Answer these from the report below on the Inuit Circumpolar Council general assembly in Nuuk:
(a) How many Inuit delegates attended the assembly, and from which places did they come?
(b) Who was elected at the assembly as the ICC's new chair?
(c) When is the Inuit leaders summit on development expected to happen?

**Supplied passage:**
§
The 11th Inuit Circumpolar Council general assembly wrapped up its conference Friday in Nuuk, Greenland, by calling for an urgent Inuit leaders summit on resource development.

Sixty-five Inuit delegates from Russia, Alaska, Canada and Greenland spent five days in Greenland's capital discussing issues of mutual concern, including uranium development and offshore oil and gas drilling.

Delegates passed the Nuuk Declaration, which calls on the council to lobby member nations of the Arctic Council to confirm their commitment to that forum.

The ICC is a permanent participant on the Arctic Council along with eight northern countries: Canada, Denmark — including Greenland and the Faroe Islands — Finland, Iceland, Norway, Russia, Sweden and the United States.

Akkaluk Lynge, president of the Inuit Circumpolar Council in Greenland, who was elected at the assembly as the ICC's new chair, said the assembly is concerned about a recent meeting by governments of the five countries — Canada, Russia, the United States, Norway and Denmark, which administers Greenland — that border the Arctic Ocean.

Inuit were not included in those discussions, he said.

"We are the only ones that are living in the Arctic, in the Arctic coastal areas," Lynge said. "No one else does, except for oil explorers and mineral resources developers. We are staying there the whole winter."

Historically, the ICC has opposed all offshore drilling in the Arctic.

Mary Simon, president of the Canadian organization Inuit Tapiriit Kanatami, said most ICC members were "much more against development" three decades ago, but that position has changed over time.

"Twenty years ago, all the delegates at the ICC said there would be no uranium mining," Simon said. But in recent decades, change has come fast to the Arctic.

A proposed uranium mine near Baker Lake, Nunavut, is under review. And in Greenland earlier this month, the government gave formal approvals to Scotland's Cairn Energy to begin drilling the first two of four planned wells this year in the Davis Strait between Greenland and Baffin Island in Nunavut.

Delegates nowadays, however, are divided on critical issues.

While some feel those would lead to prosperity, others feel the risk to the region's people and animals is too great.

An emergency summit on development will deal with those issues, ICC said.

"One thing we can agree upon is that the Arctic and the Inuit need economic development in every sense," said Greenland Premier Kuupik Kliest.

The Inuit leaders summit is expected to happen within the next year.

More than 50,000 Inuit live in Canada, mainly in Nunavut, Labrador, the Northwest Territories and the Nunavik region of northern Quebec, according to the 2006 census.
§
**Raw data:**
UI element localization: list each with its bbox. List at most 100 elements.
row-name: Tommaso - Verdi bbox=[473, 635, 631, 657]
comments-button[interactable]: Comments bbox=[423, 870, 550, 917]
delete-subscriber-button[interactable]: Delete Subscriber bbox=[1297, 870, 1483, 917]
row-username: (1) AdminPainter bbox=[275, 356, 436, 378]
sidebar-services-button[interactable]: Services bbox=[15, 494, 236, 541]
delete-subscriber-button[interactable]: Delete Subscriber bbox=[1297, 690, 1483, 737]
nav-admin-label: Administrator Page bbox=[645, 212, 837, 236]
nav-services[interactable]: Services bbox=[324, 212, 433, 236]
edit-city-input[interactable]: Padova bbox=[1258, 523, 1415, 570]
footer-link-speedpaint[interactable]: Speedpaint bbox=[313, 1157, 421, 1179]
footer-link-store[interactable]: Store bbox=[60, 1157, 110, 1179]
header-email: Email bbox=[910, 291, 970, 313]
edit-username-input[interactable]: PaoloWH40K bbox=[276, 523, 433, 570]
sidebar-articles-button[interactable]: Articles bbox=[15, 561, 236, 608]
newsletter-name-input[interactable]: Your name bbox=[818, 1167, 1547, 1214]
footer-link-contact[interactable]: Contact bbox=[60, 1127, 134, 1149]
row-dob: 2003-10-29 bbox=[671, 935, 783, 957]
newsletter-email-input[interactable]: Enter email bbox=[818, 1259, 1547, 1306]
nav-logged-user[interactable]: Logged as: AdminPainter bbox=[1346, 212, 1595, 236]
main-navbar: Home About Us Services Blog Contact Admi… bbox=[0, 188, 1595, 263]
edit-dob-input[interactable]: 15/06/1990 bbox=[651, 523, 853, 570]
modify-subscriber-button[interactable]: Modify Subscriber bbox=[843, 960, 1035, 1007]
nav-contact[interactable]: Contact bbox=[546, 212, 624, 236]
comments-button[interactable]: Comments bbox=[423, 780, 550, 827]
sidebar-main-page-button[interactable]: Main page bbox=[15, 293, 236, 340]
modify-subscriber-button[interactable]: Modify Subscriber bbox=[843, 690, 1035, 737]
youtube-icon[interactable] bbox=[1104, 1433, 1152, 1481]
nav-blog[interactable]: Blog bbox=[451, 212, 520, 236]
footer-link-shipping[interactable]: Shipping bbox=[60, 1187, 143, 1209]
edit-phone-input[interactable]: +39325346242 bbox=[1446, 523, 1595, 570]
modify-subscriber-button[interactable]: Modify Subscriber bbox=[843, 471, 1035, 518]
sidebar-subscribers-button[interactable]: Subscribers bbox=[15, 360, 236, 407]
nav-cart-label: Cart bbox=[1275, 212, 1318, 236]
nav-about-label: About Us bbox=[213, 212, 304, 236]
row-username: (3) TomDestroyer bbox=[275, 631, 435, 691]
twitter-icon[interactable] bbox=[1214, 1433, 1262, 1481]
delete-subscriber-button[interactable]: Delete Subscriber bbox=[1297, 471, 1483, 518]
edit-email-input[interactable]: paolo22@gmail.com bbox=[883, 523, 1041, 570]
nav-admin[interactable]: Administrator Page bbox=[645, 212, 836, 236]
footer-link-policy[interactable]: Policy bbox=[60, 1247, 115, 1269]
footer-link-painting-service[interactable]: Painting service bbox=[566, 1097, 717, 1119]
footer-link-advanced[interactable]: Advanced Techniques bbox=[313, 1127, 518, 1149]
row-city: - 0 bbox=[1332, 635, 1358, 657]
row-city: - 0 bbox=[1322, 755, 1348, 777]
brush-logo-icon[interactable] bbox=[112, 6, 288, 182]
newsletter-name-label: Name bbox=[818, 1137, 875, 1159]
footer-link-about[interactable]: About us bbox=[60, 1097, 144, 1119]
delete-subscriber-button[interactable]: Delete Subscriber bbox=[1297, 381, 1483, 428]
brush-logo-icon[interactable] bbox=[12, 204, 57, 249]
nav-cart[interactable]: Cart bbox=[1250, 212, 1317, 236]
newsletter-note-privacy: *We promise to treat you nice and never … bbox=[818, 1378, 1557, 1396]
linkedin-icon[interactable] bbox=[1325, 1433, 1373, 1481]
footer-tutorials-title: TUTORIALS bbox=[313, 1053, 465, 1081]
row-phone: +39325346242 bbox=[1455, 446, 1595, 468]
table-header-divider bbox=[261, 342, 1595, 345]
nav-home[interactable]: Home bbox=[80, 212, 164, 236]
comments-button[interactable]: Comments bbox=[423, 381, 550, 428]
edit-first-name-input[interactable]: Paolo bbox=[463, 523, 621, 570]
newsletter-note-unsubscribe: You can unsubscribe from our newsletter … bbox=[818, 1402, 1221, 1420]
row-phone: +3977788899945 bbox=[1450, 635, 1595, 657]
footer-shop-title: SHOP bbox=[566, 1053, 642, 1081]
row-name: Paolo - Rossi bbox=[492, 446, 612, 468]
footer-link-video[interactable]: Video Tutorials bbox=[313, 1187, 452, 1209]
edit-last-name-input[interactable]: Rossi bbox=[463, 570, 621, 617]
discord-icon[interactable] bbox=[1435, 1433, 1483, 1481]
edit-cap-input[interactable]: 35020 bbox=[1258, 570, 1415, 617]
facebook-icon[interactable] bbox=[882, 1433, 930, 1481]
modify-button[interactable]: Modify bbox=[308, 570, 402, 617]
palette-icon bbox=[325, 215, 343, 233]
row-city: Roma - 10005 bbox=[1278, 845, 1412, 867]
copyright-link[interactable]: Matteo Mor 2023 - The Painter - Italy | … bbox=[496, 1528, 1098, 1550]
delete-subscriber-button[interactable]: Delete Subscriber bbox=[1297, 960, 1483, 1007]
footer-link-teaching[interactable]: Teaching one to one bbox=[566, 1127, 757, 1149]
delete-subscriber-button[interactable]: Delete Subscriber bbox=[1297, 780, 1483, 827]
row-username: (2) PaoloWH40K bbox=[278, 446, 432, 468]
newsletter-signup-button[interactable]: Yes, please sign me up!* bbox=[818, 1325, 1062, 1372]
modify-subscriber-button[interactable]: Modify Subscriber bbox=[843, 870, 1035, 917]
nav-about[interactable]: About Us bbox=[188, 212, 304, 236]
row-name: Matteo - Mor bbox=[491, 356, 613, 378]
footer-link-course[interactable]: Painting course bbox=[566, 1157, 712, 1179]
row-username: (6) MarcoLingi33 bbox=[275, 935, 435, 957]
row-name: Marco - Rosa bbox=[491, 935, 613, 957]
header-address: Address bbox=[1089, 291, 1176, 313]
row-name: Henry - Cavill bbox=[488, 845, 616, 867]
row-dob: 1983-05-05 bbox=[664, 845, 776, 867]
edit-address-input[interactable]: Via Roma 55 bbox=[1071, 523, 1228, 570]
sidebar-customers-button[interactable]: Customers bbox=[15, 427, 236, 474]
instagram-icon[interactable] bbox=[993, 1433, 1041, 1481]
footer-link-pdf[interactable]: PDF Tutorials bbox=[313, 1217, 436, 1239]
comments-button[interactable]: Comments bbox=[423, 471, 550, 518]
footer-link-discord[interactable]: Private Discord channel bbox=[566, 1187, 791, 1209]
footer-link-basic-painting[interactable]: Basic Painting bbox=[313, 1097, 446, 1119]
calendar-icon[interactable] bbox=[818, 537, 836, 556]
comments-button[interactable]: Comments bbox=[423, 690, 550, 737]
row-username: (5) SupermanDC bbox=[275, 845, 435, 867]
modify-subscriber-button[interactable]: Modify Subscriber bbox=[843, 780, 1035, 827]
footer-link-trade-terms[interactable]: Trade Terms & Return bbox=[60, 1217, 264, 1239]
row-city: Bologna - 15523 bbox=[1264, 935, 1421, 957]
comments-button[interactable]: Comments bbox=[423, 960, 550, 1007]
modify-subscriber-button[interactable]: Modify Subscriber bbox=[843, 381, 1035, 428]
§
**Task result:**
(a) Sixty-five delegates, from Russia, Alaska, Canada and Greenland.
(b) Akkaluk Lynge, president of the Inuit Circumpolar Council in Greenland.
(c) Within the next year.